## To be done:
From the listing that follows, extract every line and set it down unaltered.

START

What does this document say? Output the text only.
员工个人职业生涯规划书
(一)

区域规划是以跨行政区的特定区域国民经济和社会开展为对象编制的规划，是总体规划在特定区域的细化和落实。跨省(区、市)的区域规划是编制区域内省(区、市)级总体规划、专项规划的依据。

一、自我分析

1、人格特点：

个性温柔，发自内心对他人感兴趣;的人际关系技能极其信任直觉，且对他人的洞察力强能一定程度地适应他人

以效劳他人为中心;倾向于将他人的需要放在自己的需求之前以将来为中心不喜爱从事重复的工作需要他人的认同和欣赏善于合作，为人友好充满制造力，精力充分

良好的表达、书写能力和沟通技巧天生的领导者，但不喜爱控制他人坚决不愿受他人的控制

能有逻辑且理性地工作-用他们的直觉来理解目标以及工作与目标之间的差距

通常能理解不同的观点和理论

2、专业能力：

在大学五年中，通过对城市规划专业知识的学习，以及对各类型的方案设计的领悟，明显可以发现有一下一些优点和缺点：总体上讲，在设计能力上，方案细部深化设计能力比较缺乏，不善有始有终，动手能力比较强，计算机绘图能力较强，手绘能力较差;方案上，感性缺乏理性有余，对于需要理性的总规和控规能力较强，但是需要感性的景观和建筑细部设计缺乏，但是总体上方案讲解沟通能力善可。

END

## Output for this exercise:
What does this document say? Output the text only.
员工个人职业生涯规划书
(一)

区域规划是以跨行政区的特定区域国民经济和社会开展为对象编制的规划，是总体规划在特定区域的细化和落实。跨省(区、市)的区域规划是编制区域内省(区、市)级总体规划、专项规划的依据。

一、自我分析

1、人格特点：

个性温柔，发自内心对他人感兴趣;的人际关系技能极其信任直觉，且对他人的洞察力强能一定程度地适应他人

以效劳他人为中心;倾向于将他人的需要放在自己的需求之前以将来为中心不喜爱从事重复的工作需要他人的认同和欣赏善于合作，为人友好充满制造力，精力充分

良好的表达、书写能力和沟通技巧天生的领导者，但不喜爱控制他人坚决不愿受他人的控制

能有逻辑且理性地工作-用他们的直觉来理解目标以及工作与目标之间的差距

通常能理解不同的观点和理论

2、专业能力：

在大学五年中，通过对城市规划专业知识的学习，以及对各类型的方案设计的领悟，明显可以发现有一下一些优点和缺点：总体上讲，在设计能力上，方案细部深化设计能力比较缺乏，不善有始有终，动手能力比较强，计算机绘图能力较强，手绘能力较差;方案上，感性缺乏理性有余，对于需要理性的总规和控规能力较强，但是需要感性的景观和建筑细部设计缺乏，但是总体上方案讲解沟通能力善可。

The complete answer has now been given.